WRITTEN PROBLEM> The records that follow must be repeated verbatim, every one of them.

* begin DATA SUPPLIED *

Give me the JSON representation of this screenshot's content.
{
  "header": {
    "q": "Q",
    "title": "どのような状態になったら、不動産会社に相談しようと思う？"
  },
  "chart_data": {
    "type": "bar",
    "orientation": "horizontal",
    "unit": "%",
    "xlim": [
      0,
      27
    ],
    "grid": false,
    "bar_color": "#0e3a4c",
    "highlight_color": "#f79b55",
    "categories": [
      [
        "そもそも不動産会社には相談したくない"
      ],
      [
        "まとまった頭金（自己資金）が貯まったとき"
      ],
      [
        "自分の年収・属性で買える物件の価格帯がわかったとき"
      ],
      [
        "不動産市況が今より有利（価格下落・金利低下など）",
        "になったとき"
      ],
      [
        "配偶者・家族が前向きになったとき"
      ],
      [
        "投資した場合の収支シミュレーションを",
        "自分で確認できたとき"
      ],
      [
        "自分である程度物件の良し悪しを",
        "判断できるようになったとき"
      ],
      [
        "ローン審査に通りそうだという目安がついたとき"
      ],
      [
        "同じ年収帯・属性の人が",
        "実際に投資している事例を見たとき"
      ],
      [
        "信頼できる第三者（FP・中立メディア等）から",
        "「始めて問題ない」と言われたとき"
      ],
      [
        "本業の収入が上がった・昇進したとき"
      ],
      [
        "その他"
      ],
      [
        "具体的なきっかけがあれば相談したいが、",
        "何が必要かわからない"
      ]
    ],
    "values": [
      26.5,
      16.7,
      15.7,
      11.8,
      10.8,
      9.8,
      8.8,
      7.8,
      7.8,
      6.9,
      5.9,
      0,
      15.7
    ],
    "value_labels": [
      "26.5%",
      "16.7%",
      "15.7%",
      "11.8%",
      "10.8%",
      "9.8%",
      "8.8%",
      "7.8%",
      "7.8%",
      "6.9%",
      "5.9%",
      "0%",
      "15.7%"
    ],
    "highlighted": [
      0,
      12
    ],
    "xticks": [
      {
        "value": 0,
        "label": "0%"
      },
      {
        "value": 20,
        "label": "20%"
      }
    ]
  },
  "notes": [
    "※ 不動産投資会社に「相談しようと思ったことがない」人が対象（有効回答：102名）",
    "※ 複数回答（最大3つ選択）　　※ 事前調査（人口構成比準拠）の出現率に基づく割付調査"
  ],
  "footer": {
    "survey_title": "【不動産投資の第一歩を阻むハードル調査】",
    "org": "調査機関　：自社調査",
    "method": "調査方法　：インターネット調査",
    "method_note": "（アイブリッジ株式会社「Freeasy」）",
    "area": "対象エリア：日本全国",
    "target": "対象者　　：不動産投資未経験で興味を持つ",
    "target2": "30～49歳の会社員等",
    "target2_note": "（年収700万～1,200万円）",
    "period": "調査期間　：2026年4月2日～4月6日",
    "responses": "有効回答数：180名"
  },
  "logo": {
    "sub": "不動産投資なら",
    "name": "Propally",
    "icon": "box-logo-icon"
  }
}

* end DATA SUPPLIED *

OUTPUT OF THE TASK>
Give me the JSON representation of this screenshot's content.
{
  "header": {
    "q": "Q",
    "title": "どのような状態になったら、不動産会社に相談しようと思う？"
  },
  "chart_data": {
    "type": "bar",
    "orientation": "horizontal",
    "unit": "%",
    "xlim": [
      0,
      27
    ],
    "grid": false,
    "bar_color": "#0e3a4c",
    "highlight_color": "#f79b55",
    "categories": [
      [
        "そもそも不動産会社には相談したくない"
      ],
      [
        "まとまった頭金（自己資金）が貯まったとき"
      ],
      [
        "自分の年収・属性で買える物件の価格帯がわかったとき"
      ],
      [
        "不動産市況が今より有利（価格下落・金利低下など）",
        "になったとき"
      ],
      [
        "配偶者・家族が前向きになったとき"
      ],
      [
        "投資した場合の収支シミュレーションを",
        "自分で確認できたとき"
      ],
      [
        "自分である程度物件の良し悪しを",
        "判断できるようになったとき"
      ],
      [
        "ローン審査に通りそうだという目安がついたとき"
      ],
      [
        "同じ年収帯・属性の人が",
        "実際に投資している事例を見たとき"
      ],
      [
        "信頼できる第三者（FP・中立メディア等）から",
        "「始めて問題ない」と言われたとき"
      ],
      [
        "本業の収入が上がった・昇進したとき"
      ],
      [
        "その他"
      ],
      [
        "具体的なきっかけがあれば相談したいが、",
        "何が必要かわからない"
      ]
    ],
    "values": [
      26.5,
      16.7,
      15.7,
      11.8,
      10.8,
      9.8,
      8.8,
      7.8,
      7.8,
      6.9,
      5.9,
      0,
      15.7
    ],
    "value_labels": [
      "26.5%",
      "16.7%",
      "15.7%",
      "11.8%",
      "10.8%",
      "9.8%",
      "8.8%",
      "7.8%",
      "7.8%",
      "6.9%",
      "5.9%",
      "0%",
      "15.7%"
    ],
    "highlighted": [
      0,
      12
    ],
    "xticks": [
      {
        "value": 0,
        "label": "0%"
      },
      {
        "value": 20,
        "label": "20%"
      }
    ]
  },
  "notes": [
    "※ 不動産投資会社に「相談しようと思ったことがない」人が対象（有効回答：102名）",
    "※ 複数回答（最大3つ選択）　　※ 事前調査（人口構成比準拠）の出現率に基づく割付調査"
  ],
  "footer": {
    "survey_title": "【不動産投資の第一歩を阻むハードル調査】",
    "org": "調査機関　：自社調査",
    "method": "調査方法　：インターネット調査",
    "method_note": "（アイブリッジ株式会社「Freeasy」）",
    "area": "対象エリア：日本全国",
    "target": "対象者　　：不動産投資未経験で興味を持つ",
    "target2": "30～49歳の会社員等",
    "target2_note": "（年収700万～1,200万円）",
    "period": "調査期間　：2026年4月2日～4月6日",
    "responses": "有効回答数：180名"
  },
  "logo": {
    "sub": "不動産投資なら",
    "name": "Propally",
    "icon": "box-logo-icon"
  }
}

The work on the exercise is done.